Exercise data>

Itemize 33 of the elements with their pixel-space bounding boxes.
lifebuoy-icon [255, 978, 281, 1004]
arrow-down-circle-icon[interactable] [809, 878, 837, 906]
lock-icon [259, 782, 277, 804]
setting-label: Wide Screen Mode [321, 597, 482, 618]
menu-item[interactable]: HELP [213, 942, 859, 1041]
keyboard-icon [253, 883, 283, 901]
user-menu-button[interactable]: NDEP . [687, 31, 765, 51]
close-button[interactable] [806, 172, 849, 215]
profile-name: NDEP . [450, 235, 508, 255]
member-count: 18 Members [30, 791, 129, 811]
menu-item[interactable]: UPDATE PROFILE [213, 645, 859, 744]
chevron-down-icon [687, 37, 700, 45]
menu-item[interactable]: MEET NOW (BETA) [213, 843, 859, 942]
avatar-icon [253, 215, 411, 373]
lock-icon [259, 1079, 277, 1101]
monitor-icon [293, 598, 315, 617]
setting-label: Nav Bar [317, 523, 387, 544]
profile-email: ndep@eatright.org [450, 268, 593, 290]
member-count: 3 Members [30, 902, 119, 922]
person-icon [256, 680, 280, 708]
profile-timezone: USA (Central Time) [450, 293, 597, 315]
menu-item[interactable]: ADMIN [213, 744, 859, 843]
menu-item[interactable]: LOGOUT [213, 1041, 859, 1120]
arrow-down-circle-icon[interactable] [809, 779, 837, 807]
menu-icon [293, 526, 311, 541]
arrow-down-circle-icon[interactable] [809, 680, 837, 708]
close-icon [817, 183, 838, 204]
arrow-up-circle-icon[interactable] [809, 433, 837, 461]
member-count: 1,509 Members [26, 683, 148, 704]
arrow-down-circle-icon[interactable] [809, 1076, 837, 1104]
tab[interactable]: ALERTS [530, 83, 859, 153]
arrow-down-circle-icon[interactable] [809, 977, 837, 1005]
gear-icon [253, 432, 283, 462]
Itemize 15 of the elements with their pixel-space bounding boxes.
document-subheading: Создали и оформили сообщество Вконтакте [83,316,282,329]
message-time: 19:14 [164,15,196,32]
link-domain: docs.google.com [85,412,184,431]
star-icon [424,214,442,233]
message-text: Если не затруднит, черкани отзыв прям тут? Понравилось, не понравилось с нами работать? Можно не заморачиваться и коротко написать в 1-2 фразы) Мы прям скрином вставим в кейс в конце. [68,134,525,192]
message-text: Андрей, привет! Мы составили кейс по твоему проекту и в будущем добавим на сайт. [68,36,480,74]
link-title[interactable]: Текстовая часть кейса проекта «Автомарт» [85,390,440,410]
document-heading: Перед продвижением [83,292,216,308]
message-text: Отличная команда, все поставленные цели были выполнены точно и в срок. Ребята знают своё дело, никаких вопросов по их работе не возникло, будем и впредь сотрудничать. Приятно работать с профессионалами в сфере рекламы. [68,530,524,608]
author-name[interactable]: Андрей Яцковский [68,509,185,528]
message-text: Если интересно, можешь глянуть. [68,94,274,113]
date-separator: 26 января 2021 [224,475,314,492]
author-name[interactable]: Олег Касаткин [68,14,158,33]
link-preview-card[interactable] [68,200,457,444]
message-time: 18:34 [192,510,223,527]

Direction>
Rewrite every line of both listings above as a single numbered list, omitting any blank lines.

Answer to this problem>
1. Itemize 33 of the elements with their pixel-space bounding boxes.
2. lifebuoy-icon [255, 978, 281, 1004]
3. arrow-down-circle-icon[interactable] [809, 878, 837, 906]
4. lock-icon [259, 782, 277, 804]
5. setting-label: Wide Screen Mode [321, 597, 482, 618]
6. menu-item[interactable]: HELP [213, 942, 859, 1041]
7. keyboard-icon [253, 883, 283, 901]
8. user-menu-button[interactable]: NDEP . [687, 31, 765, 51]
9. close-button[interactable] [806, 172, 849, 215]
10. profile-name: NDEP . [450, 235, 508, 255]
11. member-count: 18 Members [30, 791, 129, 811]
12. menu-item[interactable]: UPDATE PROFILE [213, 645, 859, 744]
13. chevron-down-icon [687, 37, 700, 45]
14. menu-item[interactable]: MEET NOW (BETA) [213, 843, 859, 942]
15. avatar-icon [253, 215, 411, 373]
16. lock-icon [259, 1079, 277, 1101]
17. monitor-icon [293, 598, 315, 617]
18. setting-label: Nav Bar [317, 523, 387, 544]
19. profile-email: ndep@eatright.org [450, 268, 593, 290]
20. member-count: 3 Members [30, 902, 119, 922]
21. person-icon [256, 680, 280, 708]
22. profile-timezone: USA (Central Time) [450, 293, 597, 315]
23. menu-item[interactable]: ADMIN [213, 744, 859, 843]
24. menu-item[interactable]: LOGOUT [213, 1041, 859, 1120]
25. arrow-down-circle-icon[interactable] [809, 779, 837, 807]
26. menu-icon [293, 526, 311, 541]
27. arrow-down-circle-icon[interactable] [809, 680, 837, 708]
28. close-icon [817, 183, 838, 204]
29. arrow-up-circle-icon[interactable] [809, 433, 837, 461]
30. member-count: 1,509 Members [26, 683, 148, 704]
31. arrow-down-circle-icon[interactable] [809, 1076, 837, 1104]
32. tab[interactable]: ALERTS [530, 83, 859, 153]
33. arrow-down-circle-icon[interactable] [809, 977, 837, 1005]
34. gear-icon [253, 432, 283, 462]
35. Itemize 15 of the elements with their pixel-space bounding boxes.
36. document-subheading: Создали и оформили сообщество Вконтакте [83,316,282,329]
37. message-time: 19:14 [164,15,196,32]
38. link-domain: docs.google.com [85,412,184,431]
39. star-icon [424,214,442,233]
40. message-text: Если не затруднит, черкани отзыв прям тут? Понравилось, не понравилось с нами работать? Можно не заморачиваться и коротко написать в 1-2 фразы) Мы прям скрином вставим в кейс в конце. [68,134,525,192]
41. message-text: Андрей, привет! Мы составили кейс по твоему проекту и в будущем добавим на сайт. [68,36,480,74]
42. link-title[interactable]: Текстовая часть кейса проекта «Автомарт» [85,390,440,410]
43. document-heading: Перед продвижением [83,292,216,308]
44. message-text: Отличная команда, все поставленные цели были выполнены точно и в срок. Ребята знают своё дело, никаких вопросов по их работе не возникло, будем и впредь сотрудничать. Приятно работать с профессионалами в сфере рекламы. [68,530,524,608]
45. author-name[interactable]: Андрей Яцковский [68,509,185,528]
46. message-text: Если интересно, можешь глянуть. [68,94,274,113]
47. date-separator: 26 января 2021 [224,475,314,492]
48. author-name[interactable]: Олег Касаткин [68,14,158,33]
49. link-preview-card[interactable] [68,200,457,444]
50. message-time: 18:34 [192,510,223,527]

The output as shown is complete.